WORK REQUIRED: Scan the data below and pick out the lines containing the word "icon".

—————

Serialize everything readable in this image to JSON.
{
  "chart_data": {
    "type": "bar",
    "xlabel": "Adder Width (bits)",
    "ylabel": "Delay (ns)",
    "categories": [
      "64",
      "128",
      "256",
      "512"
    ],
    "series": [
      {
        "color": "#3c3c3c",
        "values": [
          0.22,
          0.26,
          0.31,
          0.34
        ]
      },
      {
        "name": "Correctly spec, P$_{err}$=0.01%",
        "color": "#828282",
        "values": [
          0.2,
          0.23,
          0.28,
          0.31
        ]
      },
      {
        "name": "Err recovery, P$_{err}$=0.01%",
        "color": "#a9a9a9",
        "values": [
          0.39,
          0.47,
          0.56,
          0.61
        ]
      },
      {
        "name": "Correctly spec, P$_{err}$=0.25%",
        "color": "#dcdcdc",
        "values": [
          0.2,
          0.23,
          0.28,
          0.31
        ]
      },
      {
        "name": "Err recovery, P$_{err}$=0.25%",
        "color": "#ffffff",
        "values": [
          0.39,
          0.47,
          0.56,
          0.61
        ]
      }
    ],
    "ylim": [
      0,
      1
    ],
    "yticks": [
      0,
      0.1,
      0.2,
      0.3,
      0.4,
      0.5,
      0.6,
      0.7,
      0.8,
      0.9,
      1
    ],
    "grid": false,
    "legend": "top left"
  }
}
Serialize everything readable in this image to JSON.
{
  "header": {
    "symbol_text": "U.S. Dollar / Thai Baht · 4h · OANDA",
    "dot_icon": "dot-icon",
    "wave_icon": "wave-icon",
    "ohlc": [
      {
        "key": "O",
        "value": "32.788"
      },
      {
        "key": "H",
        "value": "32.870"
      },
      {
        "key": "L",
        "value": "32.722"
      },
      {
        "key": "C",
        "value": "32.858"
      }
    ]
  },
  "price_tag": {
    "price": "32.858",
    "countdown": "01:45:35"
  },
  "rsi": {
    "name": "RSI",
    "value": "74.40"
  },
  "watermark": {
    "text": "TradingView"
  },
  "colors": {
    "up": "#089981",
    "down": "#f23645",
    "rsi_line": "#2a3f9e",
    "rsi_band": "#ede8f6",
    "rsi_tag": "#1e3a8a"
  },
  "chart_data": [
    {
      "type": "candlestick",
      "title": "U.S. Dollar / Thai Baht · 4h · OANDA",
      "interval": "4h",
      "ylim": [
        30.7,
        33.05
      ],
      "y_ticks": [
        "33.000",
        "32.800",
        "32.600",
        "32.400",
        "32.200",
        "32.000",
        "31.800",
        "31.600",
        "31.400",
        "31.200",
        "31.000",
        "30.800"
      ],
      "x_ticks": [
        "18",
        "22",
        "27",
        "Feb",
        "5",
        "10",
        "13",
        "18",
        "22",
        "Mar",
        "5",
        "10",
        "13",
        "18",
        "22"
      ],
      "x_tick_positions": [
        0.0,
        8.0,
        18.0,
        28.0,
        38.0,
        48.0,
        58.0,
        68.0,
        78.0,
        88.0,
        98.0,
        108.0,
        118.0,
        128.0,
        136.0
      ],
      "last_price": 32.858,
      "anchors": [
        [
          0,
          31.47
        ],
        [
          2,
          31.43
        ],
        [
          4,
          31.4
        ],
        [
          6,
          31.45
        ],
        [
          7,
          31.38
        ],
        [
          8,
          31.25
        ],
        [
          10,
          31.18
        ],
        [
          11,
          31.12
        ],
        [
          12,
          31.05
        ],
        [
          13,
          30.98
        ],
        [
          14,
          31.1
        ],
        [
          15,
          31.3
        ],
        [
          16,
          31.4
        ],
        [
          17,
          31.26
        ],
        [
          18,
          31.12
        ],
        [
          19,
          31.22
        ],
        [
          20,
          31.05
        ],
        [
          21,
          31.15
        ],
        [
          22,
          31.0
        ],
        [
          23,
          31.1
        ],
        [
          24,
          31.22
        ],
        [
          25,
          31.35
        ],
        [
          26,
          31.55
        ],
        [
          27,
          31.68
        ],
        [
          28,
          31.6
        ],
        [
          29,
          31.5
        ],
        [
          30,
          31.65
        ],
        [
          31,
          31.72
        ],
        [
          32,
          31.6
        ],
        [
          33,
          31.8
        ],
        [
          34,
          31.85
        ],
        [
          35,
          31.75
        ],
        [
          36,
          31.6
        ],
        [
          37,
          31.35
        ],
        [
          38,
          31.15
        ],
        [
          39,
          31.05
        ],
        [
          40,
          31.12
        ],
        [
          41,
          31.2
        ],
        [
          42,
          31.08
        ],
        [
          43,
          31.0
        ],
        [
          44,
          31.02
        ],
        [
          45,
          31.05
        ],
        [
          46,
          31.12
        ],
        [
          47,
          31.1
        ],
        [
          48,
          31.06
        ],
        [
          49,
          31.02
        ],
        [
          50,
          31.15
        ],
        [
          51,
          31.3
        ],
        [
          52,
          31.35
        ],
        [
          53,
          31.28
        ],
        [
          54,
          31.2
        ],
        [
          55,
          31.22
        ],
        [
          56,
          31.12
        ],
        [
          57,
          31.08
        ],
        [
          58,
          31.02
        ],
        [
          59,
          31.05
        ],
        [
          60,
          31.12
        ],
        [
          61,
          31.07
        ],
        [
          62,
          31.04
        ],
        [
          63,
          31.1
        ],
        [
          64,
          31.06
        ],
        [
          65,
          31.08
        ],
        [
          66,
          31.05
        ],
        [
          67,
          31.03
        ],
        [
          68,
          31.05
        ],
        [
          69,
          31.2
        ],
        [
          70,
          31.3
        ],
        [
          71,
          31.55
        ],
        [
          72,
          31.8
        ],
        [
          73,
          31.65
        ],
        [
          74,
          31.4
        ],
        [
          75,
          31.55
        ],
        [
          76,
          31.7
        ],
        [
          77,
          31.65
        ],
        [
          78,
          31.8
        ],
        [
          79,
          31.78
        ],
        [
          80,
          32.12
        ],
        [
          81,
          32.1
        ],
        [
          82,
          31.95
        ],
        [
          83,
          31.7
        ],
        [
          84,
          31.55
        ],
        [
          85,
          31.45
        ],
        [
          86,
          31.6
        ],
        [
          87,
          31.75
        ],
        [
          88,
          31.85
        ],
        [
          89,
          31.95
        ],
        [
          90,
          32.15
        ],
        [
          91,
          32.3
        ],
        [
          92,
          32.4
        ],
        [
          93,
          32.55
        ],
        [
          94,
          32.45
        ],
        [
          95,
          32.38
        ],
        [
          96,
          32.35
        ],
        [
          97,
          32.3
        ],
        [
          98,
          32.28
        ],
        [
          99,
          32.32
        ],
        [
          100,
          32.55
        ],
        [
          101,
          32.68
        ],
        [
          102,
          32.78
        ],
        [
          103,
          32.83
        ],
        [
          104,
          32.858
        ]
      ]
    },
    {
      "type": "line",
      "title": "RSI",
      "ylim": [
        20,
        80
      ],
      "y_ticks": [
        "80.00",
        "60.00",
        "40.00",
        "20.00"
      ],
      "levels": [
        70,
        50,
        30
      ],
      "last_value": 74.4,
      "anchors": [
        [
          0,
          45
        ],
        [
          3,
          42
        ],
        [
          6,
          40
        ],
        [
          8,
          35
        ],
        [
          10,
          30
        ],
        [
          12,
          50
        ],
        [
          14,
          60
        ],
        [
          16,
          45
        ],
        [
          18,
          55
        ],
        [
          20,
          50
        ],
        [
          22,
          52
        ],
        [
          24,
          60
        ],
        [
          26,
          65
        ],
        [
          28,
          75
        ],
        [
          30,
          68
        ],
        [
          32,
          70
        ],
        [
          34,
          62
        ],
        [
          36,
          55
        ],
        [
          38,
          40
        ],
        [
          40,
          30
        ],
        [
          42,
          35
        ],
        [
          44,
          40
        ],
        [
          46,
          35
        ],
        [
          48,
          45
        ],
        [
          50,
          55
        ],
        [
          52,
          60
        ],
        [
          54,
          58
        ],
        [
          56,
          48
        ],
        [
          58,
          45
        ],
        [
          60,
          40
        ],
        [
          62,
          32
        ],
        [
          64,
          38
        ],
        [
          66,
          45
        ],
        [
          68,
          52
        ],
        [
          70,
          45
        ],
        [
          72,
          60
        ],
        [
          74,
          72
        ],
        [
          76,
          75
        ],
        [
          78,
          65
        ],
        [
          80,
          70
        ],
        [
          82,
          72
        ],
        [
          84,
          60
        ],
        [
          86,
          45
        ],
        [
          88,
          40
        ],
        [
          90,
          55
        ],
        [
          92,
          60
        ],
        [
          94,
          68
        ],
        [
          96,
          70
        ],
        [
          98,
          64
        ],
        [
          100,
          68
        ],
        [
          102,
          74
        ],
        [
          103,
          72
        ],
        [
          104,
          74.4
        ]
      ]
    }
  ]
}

—————

EXERCISE ANSWER:
    "dot_icon": "dot-icon",
    "wave_icon": "wave-icon",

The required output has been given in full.